[Stored items]

►

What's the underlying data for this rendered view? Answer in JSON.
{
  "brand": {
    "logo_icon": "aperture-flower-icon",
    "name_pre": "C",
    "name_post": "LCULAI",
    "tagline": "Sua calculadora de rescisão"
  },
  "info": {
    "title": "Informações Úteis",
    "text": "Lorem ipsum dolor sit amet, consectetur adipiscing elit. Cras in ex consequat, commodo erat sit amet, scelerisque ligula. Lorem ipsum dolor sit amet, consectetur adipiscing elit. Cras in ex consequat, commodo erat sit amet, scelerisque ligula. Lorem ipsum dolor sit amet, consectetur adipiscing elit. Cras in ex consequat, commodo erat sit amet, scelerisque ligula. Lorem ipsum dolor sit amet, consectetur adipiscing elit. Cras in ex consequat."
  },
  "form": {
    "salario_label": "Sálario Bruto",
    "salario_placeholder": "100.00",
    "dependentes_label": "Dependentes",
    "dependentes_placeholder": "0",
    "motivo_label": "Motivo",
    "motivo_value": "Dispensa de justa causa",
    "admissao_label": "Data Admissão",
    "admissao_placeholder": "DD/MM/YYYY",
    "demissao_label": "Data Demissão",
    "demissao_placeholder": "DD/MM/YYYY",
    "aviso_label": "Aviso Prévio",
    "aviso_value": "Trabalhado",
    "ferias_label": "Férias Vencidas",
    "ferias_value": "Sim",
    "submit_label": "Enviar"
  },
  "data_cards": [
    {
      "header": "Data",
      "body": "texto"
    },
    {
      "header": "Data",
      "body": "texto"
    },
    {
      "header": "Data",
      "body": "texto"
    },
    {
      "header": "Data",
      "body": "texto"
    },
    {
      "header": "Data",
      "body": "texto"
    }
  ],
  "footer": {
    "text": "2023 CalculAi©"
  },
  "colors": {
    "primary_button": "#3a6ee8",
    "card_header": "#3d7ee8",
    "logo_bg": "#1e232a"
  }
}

◄

AIM OF THE EXERCISE: Give the entries once more, exactly as they appear.

TASK RESPONSE:
What's the underlying data for this rendered view? Answer in JSON.
{
  "brand": {
    "logo_icon": "aperture-flower-icon",
    "name_pre": "C",
    "name_post": "LCULAI",
    "tagline": "Sua calculadora de rescisão"
  },
  "info": {
    "title": "Informações Úteis",
    "text": "Lorem ipsum dolor sit amet, consectetur adipiscing elit. Cras in ex consequat, commodo erat sit amet, scelerisque ligula. Lorem ipsum dolor sit amet, consectetur adipiscing elit. Cras in ex consequat, commodo erat sit amet, scelerisque ligula. Lorem ipsum dolor sit amet, consectetur adipiscing elit. Cras in ex consequat, commodo erat sit amet, scelerisque ligula. Lorem ipsum dolor sit amet, consectetur adipiscing elit. Cras in ex consequat."
  },
  "form": {
    "salario_label": "Sálario Bruto",
    "salario_placeholder": "100.00",
    "dependentes_label": "Dependentes",
    "dependentes_placeholder": "0",
    "motivo_label": "Motivo",
    "motivo_value": "Dispensa de justa causa",
    "admissao_label": "Data Admissão",
    "admissao_placeholder": "DD/MM/YYYY",
    "demissao_label": "Data Demissão",
    "demissao_placeholder": "DD/MM/YYYY",
    "aviso_label": "Aviso Prévio",
    "aviso_value": "Trabalhado",
    "ferias_label": "Férias Vencidas",
    "ferias_value": "Sim",
    "submit_label": "Enviar"
  },
  "data_cards": [
    {
      "header": "Data",
      "body": "texto"
    },
    {
      "header": "Data",
      "body": "texto"
    },
    {
      "header": "Data",
      "body": "texto"
    },
    {
      "header": "Data",
      "body": "texto"
    },
    {
      "header": "Data",
      "body": "texto"
    }
  ],
  "footer": {
    "text": "2023 CalculAi©"
  },
  "colors": {
    "primary_button": "#3a6ee8",
    "card_header": "#3d7ee8",
    "logo_bg": "#1e232a"
  }
}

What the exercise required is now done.